WORK INSTRUCTIONS:
In the entries below, find every line holding the string "avatar" and collect it.
— START DATASET RECORDS —
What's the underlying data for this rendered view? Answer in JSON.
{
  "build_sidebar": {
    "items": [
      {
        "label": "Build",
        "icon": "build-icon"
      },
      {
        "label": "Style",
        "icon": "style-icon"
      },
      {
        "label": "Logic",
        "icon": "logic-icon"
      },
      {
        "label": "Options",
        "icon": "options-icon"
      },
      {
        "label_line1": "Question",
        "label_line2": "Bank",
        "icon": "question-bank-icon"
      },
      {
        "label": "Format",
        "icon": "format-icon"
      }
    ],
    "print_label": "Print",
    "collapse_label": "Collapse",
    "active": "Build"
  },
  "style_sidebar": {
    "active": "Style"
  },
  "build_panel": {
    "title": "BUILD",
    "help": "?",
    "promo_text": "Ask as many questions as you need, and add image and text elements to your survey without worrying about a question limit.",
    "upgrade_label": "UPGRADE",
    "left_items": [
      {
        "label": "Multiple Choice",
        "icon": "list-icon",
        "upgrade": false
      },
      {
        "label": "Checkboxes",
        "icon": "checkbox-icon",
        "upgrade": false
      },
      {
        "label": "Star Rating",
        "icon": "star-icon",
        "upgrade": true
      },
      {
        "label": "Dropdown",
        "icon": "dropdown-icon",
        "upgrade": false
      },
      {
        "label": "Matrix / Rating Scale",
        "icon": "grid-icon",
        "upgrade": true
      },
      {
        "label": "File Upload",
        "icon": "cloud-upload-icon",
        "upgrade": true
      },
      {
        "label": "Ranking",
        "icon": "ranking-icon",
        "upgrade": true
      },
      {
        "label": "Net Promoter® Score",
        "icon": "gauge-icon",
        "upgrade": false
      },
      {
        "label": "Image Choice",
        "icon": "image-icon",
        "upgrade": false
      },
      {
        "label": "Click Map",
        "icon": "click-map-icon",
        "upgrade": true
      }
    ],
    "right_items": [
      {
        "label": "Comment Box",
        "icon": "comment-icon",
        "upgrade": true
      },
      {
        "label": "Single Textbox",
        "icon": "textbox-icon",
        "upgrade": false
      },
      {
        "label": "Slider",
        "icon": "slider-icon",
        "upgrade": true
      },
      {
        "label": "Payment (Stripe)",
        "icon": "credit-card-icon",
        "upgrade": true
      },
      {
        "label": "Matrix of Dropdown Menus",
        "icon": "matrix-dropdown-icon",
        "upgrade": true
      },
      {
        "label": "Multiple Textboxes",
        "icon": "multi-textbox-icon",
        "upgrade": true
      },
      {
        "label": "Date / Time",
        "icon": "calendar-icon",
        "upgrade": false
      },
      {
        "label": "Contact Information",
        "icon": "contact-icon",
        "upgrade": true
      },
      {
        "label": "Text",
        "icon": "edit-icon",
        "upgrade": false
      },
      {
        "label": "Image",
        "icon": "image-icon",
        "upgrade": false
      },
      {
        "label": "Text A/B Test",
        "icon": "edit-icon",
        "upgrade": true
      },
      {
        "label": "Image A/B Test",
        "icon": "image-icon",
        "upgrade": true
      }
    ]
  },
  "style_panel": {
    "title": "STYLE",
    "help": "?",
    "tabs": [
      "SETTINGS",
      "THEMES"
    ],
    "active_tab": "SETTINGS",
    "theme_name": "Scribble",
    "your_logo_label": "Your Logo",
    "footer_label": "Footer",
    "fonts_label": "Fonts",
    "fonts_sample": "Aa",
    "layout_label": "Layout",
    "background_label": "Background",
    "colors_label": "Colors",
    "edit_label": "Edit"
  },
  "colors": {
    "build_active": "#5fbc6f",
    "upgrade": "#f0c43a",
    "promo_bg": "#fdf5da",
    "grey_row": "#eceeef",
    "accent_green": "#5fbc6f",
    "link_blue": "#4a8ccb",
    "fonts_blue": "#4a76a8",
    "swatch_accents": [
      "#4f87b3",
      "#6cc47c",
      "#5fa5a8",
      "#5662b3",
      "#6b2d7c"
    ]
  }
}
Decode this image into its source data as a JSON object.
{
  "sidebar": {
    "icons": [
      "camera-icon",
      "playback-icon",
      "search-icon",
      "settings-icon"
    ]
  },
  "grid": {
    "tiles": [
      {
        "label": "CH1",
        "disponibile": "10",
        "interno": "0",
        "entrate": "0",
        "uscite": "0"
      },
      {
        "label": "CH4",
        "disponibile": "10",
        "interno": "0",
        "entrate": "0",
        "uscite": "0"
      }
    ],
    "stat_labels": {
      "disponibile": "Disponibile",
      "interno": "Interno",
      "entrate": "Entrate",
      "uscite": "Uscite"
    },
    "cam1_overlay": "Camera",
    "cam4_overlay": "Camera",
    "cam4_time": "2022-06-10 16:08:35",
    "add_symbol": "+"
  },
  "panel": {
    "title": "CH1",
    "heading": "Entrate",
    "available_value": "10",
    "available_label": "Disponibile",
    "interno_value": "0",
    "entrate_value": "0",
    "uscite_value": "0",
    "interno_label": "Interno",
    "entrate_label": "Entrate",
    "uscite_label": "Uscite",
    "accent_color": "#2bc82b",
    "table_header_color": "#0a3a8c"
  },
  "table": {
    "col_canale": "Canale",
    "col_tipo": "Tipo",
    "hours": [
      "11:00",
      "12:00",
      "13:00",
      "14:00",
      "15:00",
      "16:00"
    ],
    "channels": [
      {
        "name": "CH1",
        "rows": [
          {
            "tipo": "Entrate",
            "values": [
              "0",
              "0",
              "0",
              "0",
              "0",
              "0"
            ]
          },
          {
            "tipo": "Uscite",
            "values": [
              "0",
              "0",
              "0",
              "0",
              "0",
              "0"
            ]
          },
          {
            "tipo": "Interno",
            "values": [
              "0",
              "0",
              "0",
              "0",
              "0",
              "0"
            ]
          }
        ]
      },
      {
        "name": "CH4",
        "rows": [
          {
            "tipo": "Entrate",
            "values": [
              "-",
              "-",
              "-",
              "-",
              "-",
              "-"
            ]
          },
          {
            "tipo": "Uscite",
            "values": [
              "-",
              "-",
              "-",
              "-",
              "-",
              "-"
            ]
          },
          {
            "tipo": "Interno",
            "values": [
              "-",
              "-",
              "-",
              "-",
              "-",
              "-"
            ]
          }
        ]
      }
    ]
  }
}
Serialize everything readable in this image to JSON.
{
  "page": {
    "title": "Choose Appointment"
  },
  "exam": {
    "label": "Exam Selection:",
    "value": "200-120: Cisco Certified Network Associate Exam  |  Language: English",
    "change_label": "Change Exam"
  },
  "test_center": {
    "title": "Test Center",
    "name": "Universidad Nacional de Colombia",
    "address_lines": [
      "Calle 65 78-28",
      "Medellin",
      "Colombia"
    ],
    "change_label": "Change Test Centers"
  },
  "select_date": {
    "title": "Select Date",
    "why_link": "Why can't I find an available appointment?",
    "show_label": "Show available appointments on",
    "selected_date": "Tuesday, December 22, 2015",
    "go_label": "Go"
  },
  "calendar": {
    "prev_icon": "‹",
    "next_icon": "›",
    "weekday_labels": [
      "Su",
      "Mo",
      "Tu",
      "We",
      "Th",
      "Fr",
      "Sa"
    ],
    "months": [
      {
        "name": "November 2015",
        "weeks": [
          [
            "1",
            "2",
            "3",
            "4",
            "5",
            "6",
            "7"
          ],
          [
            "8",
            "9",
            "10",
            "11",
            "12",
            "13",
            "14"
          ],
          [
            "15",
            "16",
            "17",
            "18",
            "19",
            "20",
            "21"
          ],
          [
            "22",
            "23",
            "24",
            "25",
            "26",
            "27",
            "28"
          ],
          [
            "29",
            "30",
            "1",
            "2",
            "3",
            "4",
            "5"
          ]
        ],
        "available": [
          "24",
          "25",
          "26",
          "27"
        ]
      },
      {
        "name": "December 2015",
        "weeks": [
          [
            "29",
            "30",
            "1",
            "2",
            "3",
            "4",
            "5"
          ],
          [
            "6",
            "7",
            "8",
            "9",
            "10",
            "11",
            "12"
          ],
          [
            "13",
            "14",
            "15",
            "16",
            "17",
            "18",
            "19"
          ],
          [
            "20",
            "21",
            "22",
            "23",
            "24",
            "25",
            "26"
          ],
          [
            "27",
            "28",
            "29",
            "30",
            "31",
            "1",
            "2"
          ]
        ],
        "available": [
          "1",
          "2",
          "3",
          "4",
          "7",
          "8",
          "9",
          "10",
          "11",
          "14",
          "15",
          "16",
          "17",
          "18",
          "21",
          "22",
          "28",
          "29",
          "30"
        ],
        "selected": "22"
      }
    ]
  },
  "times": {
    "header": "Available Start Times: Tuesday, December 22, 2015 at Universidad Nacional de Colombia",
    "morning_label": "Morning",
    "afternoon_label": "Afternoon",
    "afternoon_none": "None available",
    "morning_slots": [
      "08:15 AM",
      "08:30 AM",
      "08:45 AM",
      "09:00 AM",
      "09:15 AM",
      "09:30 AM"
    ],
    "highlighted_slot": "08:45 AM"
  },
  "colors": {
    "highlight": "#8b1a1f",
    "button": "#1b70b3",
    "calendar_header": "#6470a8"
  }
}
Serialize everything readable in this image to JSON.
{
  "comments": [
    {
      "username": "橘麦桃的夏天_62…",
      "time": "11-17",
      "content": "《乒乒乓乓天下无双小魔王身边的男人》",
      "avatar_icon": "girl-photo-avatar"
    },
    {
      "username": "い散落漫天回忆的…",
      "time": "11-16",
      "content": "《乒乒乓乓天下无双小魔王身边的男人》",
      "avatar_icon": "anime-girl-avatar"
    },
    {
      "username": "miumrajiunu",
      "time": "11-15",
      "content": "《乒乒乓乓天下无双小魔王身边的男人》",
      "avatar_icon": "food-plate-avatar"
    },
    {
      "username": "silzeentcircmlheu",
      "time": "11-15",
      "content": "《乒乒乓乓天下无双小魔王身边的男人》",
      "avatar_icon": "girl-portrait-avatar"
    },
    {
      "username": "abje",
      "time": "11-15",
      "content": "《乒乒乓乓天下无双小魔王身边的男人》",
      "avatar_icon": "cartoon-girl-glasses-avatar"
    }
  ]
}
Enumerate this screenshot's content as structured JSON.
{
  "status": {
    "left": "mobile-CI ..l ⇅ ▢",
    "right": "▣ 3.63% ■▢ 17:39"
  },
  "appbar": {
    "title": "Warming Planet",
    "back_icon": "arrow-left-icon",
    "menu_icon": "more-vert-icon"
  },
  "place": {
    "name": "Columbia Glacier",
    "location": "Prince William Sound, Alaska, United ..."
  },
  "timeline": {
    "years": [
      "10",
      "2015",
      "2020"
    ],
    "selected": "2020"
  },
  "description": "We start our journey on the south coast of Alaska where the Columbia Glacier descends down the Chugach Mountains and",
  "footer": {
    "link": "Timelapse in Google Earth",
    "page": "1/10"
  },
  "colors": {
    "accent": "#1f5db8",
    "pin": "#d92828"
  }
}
— END DATASET RECORDS —
REPLY TO THE EXERCISE:
      "avatar_icon": "girl-photo-avatar"
      "avatar_icon": "anime-girl-avatar"
      "avatar_icon": "food-plate-avatar"
      "avatar_icon": "girl-portrait-avatar"
      "avatar_icon": "cartoon-girl-glasses-avatar"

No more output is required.